What the exercise asks →
Repeat all of the records verbatim.

Extracted data →

--------

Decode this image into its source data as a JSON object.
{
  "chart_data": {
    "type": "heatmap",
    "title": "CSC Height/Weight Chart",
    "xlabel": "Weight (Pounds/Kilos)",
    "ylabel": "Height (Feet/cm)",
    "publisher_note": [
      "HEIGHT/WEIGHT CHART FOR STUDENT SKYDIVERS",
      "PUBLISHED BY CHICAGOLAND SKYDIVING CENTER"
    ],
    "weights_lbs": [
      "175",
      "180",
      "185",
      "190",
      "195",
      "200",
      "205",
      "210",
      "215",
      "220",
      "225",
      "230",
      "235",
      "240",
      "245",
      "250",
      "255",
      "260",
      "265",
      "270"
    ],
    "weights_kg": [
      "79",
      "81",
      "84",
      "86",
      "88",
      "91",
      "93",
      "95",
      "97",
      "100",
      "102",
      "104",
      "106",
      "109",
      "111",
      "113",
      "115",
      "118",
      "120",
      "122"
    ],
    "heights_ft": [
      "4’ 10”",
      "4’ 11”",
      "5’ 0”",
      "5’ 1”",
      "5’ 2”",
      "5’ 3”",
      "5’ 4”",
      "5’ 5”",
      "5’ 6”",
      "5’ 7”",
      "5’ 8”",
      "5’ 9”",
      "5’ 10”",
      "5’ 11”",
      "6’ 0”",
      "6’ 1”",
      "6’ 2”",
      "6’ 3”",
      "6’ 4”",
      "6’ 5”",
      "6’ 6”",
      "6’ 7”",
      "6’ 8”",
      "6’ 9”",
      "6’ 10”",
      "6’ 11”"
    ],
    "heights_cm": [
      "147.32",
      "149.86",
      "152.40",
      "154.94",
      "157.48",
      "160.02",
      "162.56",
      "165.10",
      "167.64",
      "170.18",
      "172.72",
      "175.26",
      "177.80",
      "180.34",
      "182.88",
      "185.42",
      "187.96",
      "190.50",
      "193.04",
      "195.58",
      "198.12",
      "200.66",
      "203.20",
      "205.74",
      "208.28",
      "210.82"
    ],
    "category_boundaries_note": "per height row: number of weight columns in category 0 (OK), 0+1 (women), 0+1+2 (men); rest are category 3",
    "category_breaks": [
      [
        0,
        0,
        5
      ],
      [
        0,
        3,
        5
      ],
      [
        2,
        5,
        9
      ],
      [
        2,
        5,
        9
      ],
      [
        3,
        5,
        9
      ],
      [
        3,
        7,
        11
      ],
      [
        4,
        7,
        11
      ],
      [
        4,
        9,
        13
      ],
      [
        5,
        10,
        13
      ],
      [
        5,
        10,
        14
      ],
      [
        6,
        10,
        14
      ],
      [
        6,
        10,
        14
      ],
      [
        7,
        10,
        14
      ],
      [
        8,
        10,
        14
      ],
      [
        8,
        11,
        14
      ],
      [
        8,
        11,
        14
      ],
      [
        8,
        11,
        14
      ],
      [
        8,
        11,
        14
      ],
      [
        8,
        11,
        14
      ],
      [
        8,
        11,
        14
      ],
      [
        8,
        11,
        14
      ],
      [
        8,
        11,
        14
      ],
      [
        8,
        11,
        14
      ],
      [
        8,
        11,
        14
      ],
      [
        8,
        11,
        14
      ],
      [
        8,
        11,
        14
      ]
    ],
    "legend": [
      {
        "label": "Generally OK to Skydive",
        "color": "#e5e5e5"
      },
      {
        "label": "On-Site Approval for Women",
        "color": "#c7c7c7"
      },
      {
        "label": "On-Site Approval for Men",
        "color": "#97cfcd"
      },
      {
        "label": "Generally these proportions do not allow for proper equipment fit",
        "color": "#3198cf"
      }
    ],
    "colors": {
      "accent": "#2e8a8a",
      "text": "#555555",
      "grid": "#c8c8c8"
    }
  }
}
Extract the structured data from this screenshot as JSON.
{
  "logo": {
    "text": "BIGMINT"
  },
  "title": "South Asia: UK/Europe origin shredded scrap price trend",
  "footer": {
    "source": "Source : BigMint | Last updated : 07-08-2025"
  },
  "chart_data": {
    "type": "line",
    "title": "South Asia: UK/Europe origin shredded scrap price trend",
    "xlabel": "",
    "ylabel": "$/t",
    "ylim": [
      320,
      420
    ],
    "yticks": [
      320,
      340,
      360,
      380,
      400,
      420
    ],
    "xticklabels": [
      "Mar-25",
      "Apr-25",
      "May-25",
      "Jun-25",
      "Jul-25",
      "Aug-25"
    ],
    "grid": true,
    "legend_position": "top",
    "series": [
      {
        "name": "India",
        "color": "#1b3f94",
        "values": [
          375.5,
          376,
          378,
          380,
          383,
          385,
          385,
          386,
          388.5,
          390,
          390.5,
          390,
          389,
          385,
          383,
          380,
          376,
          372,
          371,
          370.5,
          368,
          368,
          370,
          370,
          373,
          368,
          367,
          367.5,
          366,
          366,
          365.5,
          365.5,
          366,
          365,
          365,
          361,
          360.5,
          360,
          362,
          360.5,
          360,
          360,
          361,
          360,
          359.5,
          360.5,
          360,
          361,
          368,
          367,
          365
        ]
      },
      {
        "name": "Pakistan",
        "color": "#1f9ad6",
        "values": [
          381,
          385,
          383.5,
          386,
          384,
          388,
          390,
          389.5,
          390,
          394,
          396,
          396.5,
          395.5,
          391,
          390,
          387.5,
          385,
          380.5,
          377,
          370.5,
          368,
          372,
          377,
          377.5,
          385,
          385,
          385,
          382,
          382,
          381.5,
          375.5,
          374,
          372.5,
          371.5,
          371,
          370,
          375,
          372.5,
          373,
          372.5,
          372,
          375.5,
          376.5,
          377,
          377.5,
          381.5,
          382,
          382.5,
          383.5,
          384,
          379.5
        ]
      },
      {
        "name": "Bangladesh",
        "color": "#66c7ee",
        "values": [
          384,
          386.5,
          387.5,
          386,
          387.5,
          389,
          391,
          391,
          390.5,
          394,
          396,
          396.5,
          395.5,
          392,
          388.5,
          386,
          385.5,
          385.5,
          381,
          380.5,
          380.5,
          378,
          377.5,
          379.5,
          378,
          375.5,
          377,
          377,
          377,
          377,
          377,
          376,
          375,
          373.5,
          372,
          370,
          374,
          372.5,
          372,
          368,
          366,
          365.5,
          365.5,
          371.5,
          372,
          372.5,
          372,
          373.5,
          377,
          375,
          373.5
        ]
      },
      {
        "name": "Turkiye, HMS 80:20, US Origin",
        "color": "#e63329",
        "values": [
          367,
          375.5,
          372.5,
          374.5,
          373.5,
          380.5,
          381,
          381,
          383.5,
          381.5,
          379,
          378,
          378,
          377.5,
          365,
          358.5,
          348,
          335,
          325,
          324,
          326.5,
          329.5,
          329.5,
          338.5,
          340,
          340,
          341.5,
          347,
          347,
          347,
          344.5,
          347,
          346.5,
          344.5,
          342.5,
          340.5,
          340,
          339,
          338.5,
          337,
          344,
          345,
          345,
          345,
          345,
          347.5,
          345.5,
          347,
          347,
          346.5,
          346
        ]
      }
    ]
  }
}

--------

Task response →
Decode this image into its source data as a JSON object.
{
  "chart_data": {
    "type": "heatmap",
    "title": "CSC Height/Weight Chart",
    "xlabel": "Weight (Pounds/Kilos)",
    "ylabel": "Height (Feet/cm)",
    "publisher_note": [
      "HEIGHT/WEIGHT CHART FOR STUDENT SKYDIVERS",
      "PUBLISHED BY CHICAGOLAND SKYDIVING CENTER"
    ],
    "weights_lbs": [
      "175",
      "180",
      "185",
      "190",
      "195",
      "200",
      "205",
      "210",
      "215",
      "220",
      "225",
      "230",
      "235",
      "240",
      "245",
      "250",
      "255",
      "260",
      "265",
      "270"
    ],
    "weights_kg": [
      "79",
      "81",
      "84",
      "86",
      "88",
      "91",
      "93",
      "95",
      "97",
      "100",
      "102",
      "104",
      "106",
      "109",
      "111",
      "113",
      "115",
      "118",
      "120",
      "122"
    ],
    "heights_ft": [
      "4’ 10”",
      "4’ 11”",
      "5’ 0”",
      "5’ 1”",
      "5’ 2”",
      "5’ 3”",
      "5’ 4”",
      "5’ 5”",
      "5’ 6”",
      "5’ 7”",
      "5’ 8”",
      "5’ 9”",
      "5’ 10”",
      "5’ 11”",
      "6’ 0”",
      "6’ 1”",
      "6’ 2”",
      "6’ 3”",
      "6’ 4”",
      "6’ 5”",
      "6’ 6”",
      "6’ 7”",
      "6’ 8”",
      "6’ 9”",
      "6’ 10”",
      "6’ 11”"
    ],
    "heights_cm": [
      "147.32",
      "149.86",
      "152.40",
      "154.94",
      "157.48",
      "160.02",
      "162.56",
      "165.10",
      "167.64",
      "170.18",
      "172.72",
      "175.26",
      "177.80",
      "180.34",
      "182.88",
      "185.42",
      "187.96",
      "190.50",
      "193.04",
      "195.58",
      "198.12",
      "200.66",
      "203.20",
      "205.74",
      "208.28",
      "210.82"
    ],
    "category_boundaries_note": "per height row: number of weight columns in category 0 (OK), 0+1 (women), 0+1+2 (men); rest are category 3",
    "category_breaks": [
      [
        0,
        0,
        5
      ],
      [
        0,
        3,
        5
      ],
      [
        2,
        5,
        9
      ],
      [
        2,
        5,
        9
      ],
      [
        3,
        5,
        9
      ],
      [
        3,
        7,
        11
      ],
      [
        4,
        7,
        11
      ],
      [
        4,
        9,
        13
      ],
      [
        5,
        10,
        13
      ],
      [
        5,
        10,
        14
      ],
      [
        6,
        10,
        14
      ],
      [
        6,
        10,
        14
      ],
      [
        7,
        10,
        14
      ],
      [
        8,
        10,
        14
      ],
      [
        8,
        11,
        14
      ],
      [
        8,
        11,
        14
      ],
      [
        8,
        11,
        14
      ],
      [
        8,
        11,
        14
      ],
      [
        8,
        11,
        14
      ],
      [
        8,
        11,
        14
      ],
      [
        8,
        11,
        14
      ],
      [
        8,
        11,
        14
      ],
      [
        8,
        11,
        14
      ],
      [
        8,
        11,
        14
      ],
      [
        8,
        11,
        14
      ],
      [
        8,
        11,
        14
      ]
    ],
    "legend": [
      {
        "label": "Generally OK to Skydive",
        "color": "#e5e5e5"
      },
      {
        "label": "On-Site Approval for Women",
        "color": "#c7c7c7"
      },
      {
        "label": "On-Site Approval for Men",
        "color": "#97cfcd"
      },
      {
        "label": "Generally these proportions do not allow for proper equipment fit",
        "color": "#3198cf"
      }
    ],
    "colors": {
      "accent": "#2e8a8a",
      "text": "#555555",
      "grid": "#c8c8c8"
    }
  }
}
Extract the structured data from this screenshot as JSON.
{
  "logo": {
    "text": "BIGMINT"
  },
  "title": "South Asia: UK/Europe origin shredded scrap price trend",
  "footer": {
    "source": "Source : BigMint | Last updated : 07-08-2025"
  },
  "chart_data": {
    "type": "line",
    "title": "South Asia: UK/Europe origin shredded scrap price trend",
    "xlabel": "",
    "ylabel": "$/t",
    "ylim": [
      320,
      420
    ],
    "yticks": [
      320,
      340,
      360,
      380,
      400,
      420
    ],
    "xticklabels": [
      "Mar-25",
      "Apr-25",
      "May-25",
      "Jun-25",
      "Jul-25",
      "Aug-25"
    ],
    "grid": true,
    "legend_position": "top",
    "series": [
      {
        "name": "India",
        "color": "#1b3f94",
        "values": [
          375.5,
          376,
          378,
          380,
          383,
          385,
          385,
          386,
          388.5,
          390,
          390.5,
          390,
          389,
          385,
          383,
          380,
          376,
          372,
          371,
          370.5,
          368,
          368,
          370,
          370,
          373,
          368,
          367,
          367.5,
          366,
          366,
          365.5,
          365.5,
          366,
          365,
          365,
          361,
          360.5,
          360,
          362,
          360.5,
          360,
          360,
          361,
          360,
          359.5,
          360.5,
          360,
          361,
          368,
          367,
          365
        ]
      },
      {
        "name": "Pakistan",
        "color": "#1f9ad6",
        "values": [
          381,
          385,
          383.5,
          386,
          384,
          388,
          390,
          389.5,
          390,
          394,
          396,
          396.5,
          395.5,
          391,
          390,
          387.5,
          385,
          380.5,
          377,
          370.5,
          368,
          372,
          377,
          377.5,
          385,
          385,
          385,
          382,
          382,
          381.5,
          375.5,
          374,
          372.5,
          371.5,
          371,
          370,
          375,
          372.5,
          373,
          372.5,
          372,
          375.5,
          376.5,
          377,
          377.5,
          381.5,
          382,
          382.5,
          383.5,
          384,
          379.5
        ]
      },
      {
        "name": "Bangladesh",
        "color": "#66c7ee",
        "values": [
          384,
          386.5,
          387.5,
          386,
          387.5,
          389,
          391,
          391,
          390.5,
          394,
          396,
          396.5,
          395.5,
          392,
          388.5,
          386,
          385.5,
          385.5,
          381,
          380.5,
          380.5,
          378,
          377.5,
          379.5,
          378,
          375.5,
          377,
          377,
          377,
          377,
          377,
          376,
          375,
          373.5,
          372,
          370,
          374,
          372.5,
          372,
          368,
          366,
          365.5,
          365.5,
          371.5,
          372,
          372.5,
          372,
          373.5,
          377,
          375,
          373.5
        ]
      },
      {
        "name": "Turkiye, HMS 80:20, US Origin",
        "color": "#e63329",
        "values": [
          367,
          375.5,
          372.5,
          374.5,
          373.5,
          380.5,
          381,
          381,
          383.5,
          381.5,
          379,
          378,
          378,
          377.5,
          365,
          358.5,
          348,
          335,
          325,
          324,
          326.5,
          329.5,
          329.5,
          338.5,
          340,
          340,
          341.5,
          347,
          347,
          347,
          344.5,
          347,
          346.5,
          344.5,
          342.5,
          340.5,
          340,
          339,
          338.5,
          337,
          344,
          345,
          345,
          345,
          345,
          347.5,
          345.5,
          347,
          347,
          346.5,
          346
        ]
      }
    ]
  }
}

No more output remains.